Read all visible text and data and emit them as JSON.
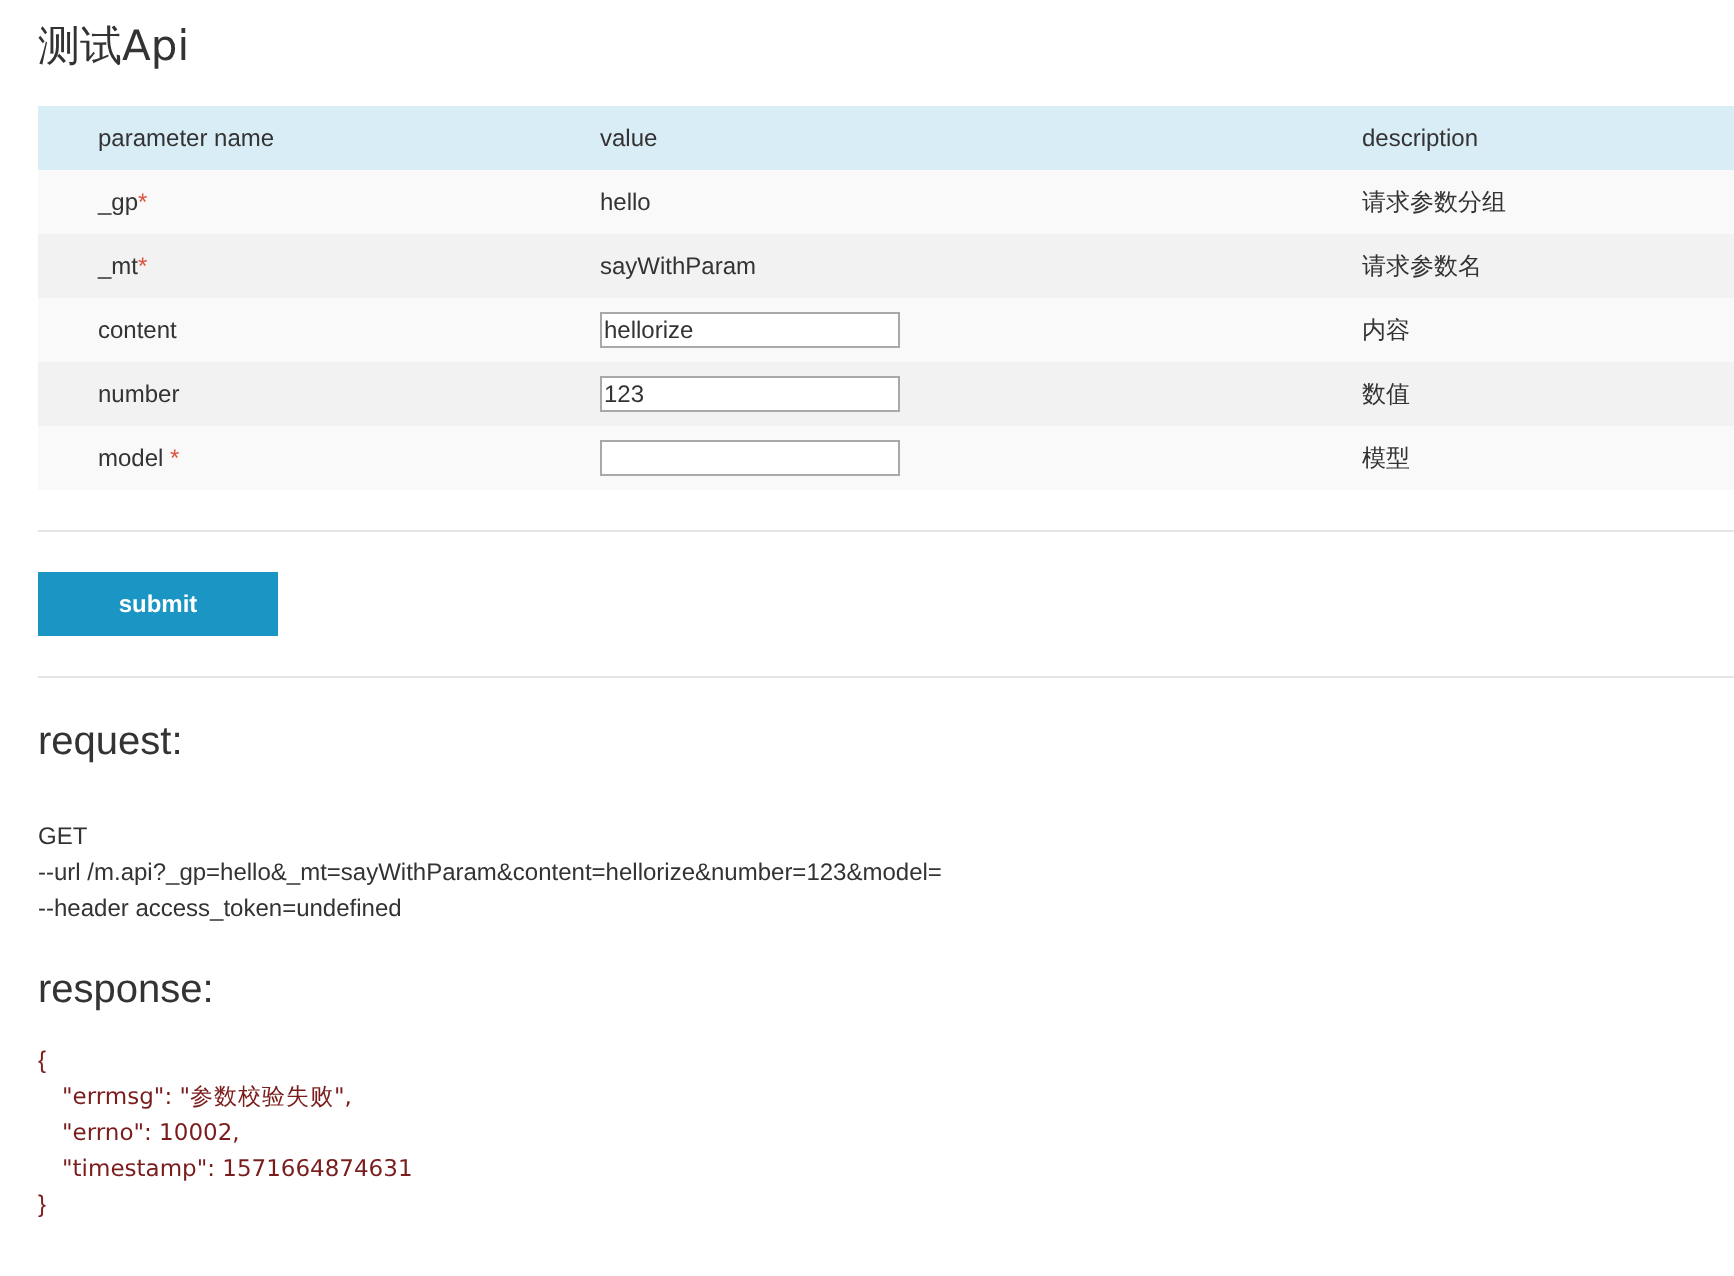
{
  "title": "测试Api",
  "table": {
    "columns": [
      "parameter name",
      "value",
      "description"
    ],
    "rows": [
      {
        "name": "_gp",
        "required": true,
        "kind": "text",
        "value": "hello",
        "description": "请求参数分组"
      },
      {
        "name": "_mt",
        "required": true,
        "kind": "text",
        "value": "sayWithParam",
        "description": "请求参数名"
      },
      {
        "name": "content",
        "required": false,
        "kind": "input",
        "value": "hellorize",
        "description": "内容"
      },
      {
        "name": "number",
        "required": false,
        "kind": "input",
        "value": "123",
        "description": "数值"
      },
      {
        "name": "model ",
        "required": true,
        "kind": "input",
        "description": "模型"
      }
    ]
  },
  "required_mark": "*",
  "submit": "submit",
  "request": {
    "heading": "request:",
    "lines": [
      "GET",
      "--url /m.api?_gp=hello&_mt=sayWithParam&content=hellorize&number=123&model=",
      "--header access_token=undefined"
    ]
  },
  "response": {
    "heading": "response:",
    "open": "{",
    "fields": [
      "\"errmsg\": \"参数校验失败\",",
      "\"errno\": 10002,",
      "\"timestamp\": 1571664874631"
    ],
    "close": "}"
  }
}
________
GOAL:
Retype the listing exactly. Pictures do not belong in the copy.

WRITTEN SOLUTION:
Read all visible text and data and emit them as JSON.
{
  "title": "测试Api",
  "table": {
    "columns": [
      "parameter name",
      "value",
      "description"
    ],
    "rows": [
      {
        "name": "_gp",
        "required": true,
        "kind": "text",
        "value": "hello",
        "description": "请求参数分组"
      },
      {
        "name": "_mt",
        "required": true,
        "kind": "text",
        "value": "sayWithParam",
        "description": "请求参数名"
      },
      {
        "name": "content",
        "required": false,
        "kind": "input",
        "value": "hellorize",
        "description": "内容"
      },
      {
        "name": "number",
        "required": false,
        "kind": "input",
        "value": "123",
        "description": "数值"
      },
      {
        "name": "model ",
        "required": true,
        "kind": "input",
        "description": "模型"
      }
    ]
  },
  "required_mark": "*",
  "submit": "submit",
  "request": {
    "heading": "request:",
    "lines": [
      "GET",
      "--url /m.api?_gp=hello&_mt=sayWithParam&content=hellorize&number=123&model=",
      "--header access_token=undefined"
    ]
  },
  "response": {
    "heading": "response:",
    "open": "{",
    "fields": [
      "\"errmsg\": \"参数校验失败\",",
      "\"errno\": 10002,",
      "\"timestamp\": 1571664874631"
    ],
    "close": "}"
  }
}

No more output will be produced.